Output each line of the material exactly as it stands.

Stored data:
┌──

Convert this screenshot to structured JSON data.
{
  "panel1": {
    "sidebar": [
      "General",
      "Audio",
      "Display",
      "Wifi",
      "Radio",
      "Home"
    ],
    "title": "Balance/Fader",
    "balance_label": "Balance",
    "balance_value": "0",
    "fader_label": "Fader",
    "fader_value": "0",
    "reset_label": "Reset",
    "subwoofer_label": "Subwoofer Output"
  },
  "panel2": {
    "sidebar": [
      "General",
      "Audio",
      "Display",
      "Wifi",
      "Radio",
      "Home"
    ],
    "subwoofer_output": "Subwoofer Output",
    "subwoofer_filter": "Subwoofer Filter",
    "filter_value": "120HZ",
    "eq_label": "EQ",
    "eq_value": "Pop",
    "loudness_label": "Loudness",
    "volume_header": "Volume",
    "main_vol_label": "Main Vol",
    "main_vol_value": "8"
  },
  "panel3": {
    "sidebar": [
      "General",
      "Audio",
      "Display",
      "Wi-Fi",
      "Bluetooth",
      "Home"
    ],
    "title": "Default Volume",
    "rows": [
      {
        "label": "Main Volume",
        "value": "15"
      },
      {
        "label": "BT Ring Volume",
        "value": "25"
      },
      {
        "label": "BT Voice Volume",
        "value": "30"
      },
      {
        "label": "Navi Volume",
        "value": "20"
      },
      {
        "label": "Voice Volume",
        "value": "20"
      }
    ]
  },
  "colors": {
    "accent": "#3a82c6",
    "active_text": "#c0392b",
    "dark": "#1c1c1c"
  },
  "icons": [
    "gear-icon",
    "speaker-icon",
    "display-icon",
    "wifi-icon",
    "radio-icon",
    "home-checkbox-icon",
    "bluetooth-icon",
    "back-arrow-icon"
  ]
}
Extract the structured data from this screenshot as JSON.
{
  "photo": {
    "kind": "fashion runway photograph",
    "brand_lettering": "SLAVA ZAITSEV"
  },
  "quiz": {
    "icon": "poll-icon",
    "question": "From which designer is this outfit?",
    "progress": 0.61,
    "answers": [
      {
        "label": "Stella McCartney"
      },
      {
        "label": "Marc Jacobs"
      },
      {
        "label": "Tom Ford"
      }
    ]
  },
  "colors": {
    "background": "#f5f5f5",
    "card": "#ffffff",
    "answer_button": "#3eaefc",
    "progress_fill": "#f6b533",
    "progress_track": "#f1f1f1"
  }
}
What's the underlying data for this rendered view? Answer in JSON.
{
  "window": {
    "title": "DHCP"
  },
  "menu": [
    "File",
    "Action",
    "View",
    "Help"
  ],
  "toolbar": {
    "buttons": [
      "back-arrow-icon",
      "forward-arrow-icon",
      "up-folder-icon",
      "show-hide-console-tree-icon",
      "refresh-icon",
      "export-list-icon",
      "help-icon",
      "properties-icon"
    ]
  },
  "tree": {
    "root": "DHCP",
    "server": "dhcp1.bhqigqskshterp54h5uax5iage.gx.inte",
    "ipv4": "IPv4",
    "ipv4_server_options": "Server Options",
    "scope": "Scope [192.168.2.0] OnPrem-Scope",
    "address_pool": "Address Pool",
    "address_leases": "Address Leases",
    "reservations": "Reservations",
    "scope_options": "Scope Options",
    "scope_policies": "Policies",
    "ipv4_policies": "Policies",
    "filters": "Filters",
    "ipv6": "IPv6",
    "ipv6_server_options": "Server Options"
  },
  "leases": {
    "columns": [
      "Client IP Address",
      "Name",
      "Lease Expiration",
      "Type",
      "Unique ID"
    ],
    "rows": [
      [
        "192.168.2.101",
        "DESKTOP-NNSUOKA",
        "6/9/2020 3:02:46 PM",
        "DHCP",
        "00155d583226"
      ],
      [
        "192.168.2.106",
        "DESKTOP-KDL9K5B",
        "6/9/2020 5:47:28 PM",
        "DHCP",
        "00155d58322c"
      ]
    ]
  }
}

└──

> [Result]:
Convert this screenshot to structured JSON data.
{
  "panel1": {
    "sidebar": [
      "General",
      "Audio",
      "Display",
      "Wifi",
      "Radio",
      "Home"
    ],
    "title": "Balance/Fader",
    "balance_label": "Balance",
    "balance_value": "0",
    "fader_label": "Fader",
    "fader_value": "0",
    "reset_label": "Reset",
    "subwoofer_label": "Subwoofer Output"
  },
  "panel2": {
    "sidebar": [
      "General",
      "Audio",
      "Display",
      "Wifi",
      "Radio",
      "Home"
    ],
    "subwoofer_output": "Subwoofer Output",
    "subwoofer_filter": "Subwoofer Filter",
    "filter_value": "120HZ",
    "eq_label": "EQ",
    "eq_value": "Pop",
    "loudness_label": "Loudness",
    "volume_header": "Volume",
    "main_vol_label": "Main Vol",
    "main_vol_value": "8"
  },
  "panel3": {
    "sidebar": [
      "General",
      "Audio",
      "Display",
      "Wi-Fi",
      "Bluetooth",
      "Home"
    ],
    "title": "Default Volume",
    "rows": [
      {
        "label": "Main Volume",
        "value": "15"
      },
      {
        "label": "BT Ring Volume",
        "value": "25"
      },
      {
        "label": "BT Voice Volume",
        "value": "30"
      },
      {
        "label": "Navi Volume",
        "value": "20"
      },
      {
        "label": "Voice Volume",
        "value": "20"
      }
    ]
  },
  "colors": {
    "accent": "#3a82c6",
    "active_text": "#c0392b",
    "dark": "#1c1c1c"
  },
  "icons": [
    "gear-icon",
    "speaker-icon",
    "display-icon",
    "wifi-icon",
    "radio-icon",
    "home-checkbox-icon",
    "bluetooth-icon",
    "back-arrow-icon"
  ]
}
Extract the structured data from this screenshot as JSON.
{
  "photo": {
    "kind": "fashion runway photograph",
    "brand_lettering": "SLAVA ZAITSEV"
  },
  "quiz": {
    "icon": "poll-icon",
    "question": "From which designer is this outfit?",
    "progress": 0.61,
    "answers": [
      {
        "label": "Stella McCartney"
      },
      {
        "label": "Marc Jacobs"
      },
      {
        "label": "Tom Ford"
      }
    ]
  },
  "colors": {
    "background": "#f5f5f5",
    "card": "#ffffff",
    "answer_button": "#3eaefc",
    "progress_fill": "#f6b533",
    "progress_track": "#f1f1f1"
  }
}
What's the underlying data for this rendered view? Answer in JSON.
{
  "window": {
    "title": "DHCP"
  },
  "menu": [
    "File",
    "Action",
    "View",
    "Help"
  ],
  "toolbar": {
    "buttons": [
      "back-arrow-icon",
      "forward-arrow-icon",
      "up-folder-icon",
      "show-hide-console-tree-icon",
      "refresh-icon",
      "export-list-icon",
      "help-icon",
      "properties-icon"
    ]
  },
  "tree": {
    "root": "DHCP",
    "server": "dhcp1.bhqigqskshterp54h5uax5iage.gx.inte",
    "ipv4": "IPv4",
    "ipv4_server_options": "Server Options",
    "scope": "Scope [192.168.2.0] OnPrem-Scope",
    "address_pool": "Address Pool",
    "address_leases": "Address Leases",
    "reservations": "Reservations",
    "scope_options": "Scope Options",
    "scope_policies": "Policies",
    "ipv4_policies": "Policies",
    "filters": "Filters",
    "ipv6": "IPv6",
    "ipv6_server_options": "Server Options"
  },
  "leases": {
    "columns": [
      "Client IP Address",
      "Name",
      "Lease Expiration",
      "Type",
      "Unique ID"
    ],
    "rows": [
      [
        "192.168.2.101",
        "DESKTOP-NNSUOKA",
        "6/9/2020 3:02:46 PM",
        "DHCP",
        "00155d583226"
      ],
      [
        "192.168.2.106",
        "DESKTOP-KDL9K5B",
        "6/9/2020 5:47:28 PM",
        "DHCP",
        "00155d58322c"
      ]
    ]
  }
}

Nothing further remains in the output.